_Data provided_
* START *

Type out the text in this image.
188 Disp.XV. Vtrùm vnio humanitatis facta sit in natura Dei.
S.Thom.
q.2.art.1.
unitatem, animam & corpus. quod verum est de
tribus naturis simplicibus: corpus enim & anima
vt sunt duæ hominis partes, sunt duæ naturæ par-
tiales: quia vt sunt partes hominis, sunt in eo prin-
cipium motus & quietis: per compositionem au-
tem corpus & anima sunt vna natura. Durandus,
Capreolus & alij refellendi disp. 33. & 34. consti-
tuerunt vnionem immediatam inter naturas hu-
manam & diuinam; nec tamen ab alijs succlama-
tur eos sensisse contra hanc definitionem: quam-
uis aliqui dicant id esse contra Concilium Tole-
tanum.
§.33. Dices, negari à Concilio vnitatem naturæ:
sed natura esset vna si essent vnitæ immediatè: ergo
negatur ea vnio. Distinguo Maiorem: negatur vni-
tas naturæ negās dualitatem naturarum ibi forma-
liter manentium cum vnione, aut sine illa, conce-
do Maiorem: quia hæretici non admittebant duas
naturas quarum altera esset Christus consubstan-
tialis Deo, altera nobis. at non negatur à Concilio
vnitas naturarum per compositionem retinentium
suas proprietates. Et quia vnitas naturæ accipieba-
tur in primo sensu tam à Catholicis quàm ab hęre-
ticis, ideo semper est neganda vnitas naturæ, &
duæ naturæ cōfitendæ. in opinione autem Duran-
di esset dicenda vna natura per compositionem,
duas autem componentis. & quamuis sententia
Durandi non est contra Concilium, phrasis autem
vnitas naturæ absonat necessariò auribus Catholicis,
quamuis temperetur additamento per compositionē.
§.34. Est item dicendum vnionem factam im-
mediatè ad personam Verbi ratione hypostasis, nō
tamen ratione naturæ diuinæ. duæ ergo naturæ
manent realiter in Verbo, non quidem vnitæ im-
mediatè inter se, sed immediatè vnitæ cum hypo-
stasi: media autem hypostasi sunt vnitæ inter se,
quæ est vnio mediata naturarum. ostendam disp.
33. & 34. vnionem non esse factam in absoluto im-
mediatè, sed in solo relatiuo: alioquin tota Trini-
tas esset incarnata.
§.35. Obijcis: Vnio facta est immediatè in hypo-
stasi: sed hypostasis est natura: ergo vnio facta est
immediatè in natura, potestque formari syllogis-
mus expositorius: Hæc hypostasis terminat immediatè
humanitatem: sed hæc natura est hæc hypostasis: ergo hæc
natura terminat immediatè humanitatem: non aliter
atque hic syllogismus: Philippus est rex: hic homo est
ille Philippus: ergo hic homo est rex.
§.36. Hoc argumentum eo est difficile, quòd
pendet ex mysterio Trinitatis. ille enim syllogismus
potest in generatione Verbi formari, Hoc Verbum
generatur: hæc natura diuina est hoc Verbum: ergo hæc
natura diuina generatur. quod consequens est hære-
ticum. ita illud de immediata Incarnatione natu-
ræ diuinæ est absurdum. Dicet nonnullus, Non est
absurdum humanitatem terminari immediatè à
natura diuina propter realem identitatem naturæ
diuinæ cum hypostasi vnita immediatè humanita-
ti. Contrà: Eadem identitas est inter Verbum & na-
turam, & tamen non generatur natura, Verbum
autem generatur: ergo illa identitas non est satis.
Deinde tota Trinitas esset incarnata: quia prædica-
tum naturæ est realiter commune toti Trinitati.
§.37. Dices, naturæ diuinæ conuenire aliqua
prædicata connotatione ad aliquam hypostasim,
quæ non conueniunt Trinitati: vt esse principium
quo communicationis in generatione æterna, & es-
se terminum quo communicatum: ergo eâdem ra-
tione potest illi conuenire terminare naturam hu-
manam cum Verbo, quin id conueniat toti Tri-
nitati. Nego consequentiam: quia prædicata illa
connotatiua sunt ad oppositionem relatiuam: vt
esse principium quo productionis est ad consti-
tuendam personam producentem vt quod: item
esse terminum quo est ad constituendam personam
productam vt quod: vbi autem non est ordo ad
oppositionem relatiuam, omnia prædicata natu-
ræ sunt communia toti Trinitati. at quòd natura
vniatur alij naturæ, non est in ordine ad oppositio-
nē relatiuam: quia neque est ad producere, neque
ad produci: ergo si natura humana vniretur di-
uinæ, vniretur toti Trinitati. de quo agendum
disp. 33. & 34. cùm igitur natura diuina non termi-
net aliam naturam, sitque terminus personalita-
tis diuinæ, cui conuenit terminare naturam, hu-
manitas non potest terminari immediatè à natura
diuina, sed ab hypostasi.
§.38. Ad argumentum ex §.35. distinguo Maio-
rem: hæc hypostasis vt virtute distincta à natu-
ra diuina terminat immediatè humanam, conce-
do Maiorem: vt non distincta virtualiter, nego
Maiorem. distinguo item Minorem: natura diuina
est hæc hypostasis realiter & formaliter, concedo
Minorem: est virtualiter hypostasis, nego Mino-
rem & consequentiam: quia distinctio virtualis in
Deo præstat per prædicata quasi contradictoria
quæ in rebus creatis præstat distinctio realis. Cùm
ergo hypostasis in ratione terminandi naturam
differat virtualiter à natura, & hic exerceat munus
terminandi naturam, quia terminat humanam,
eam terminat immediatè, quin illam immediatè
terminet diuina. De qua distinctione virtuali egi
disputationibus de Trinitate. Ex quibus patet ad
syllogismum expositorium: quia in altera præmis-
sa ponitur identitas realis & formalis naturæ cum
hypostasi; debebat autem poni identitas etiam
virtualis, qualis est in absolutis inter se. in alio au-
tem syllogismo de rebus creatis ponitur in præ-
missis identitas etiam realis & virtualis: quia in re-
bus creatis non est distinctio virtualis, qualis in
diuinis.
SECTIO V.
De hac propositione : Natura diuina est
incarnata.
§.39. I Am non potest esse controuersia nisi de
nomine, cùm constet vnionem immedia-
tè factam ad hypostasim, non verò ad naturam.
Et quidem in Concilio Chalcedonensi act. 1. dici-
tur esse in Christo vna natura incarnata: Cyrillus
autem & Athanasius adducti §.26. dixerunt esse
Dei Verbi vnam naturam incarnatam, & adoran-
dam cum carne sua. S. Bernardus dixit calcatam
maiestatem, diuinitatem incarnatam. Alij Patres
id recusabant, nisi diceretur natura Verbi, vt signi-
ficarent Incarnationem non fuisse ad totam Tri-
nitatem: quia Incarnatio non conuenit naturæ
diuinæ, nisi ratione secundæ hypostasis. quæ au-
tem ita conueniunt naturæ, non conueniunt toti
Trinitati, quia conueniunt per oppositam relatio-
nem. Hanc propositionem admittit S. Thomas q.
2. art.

* END *

_Task objective_
What is the number of lines in these records that contain "hominis"? Reply with the number only.

_Solution to the exercise_
2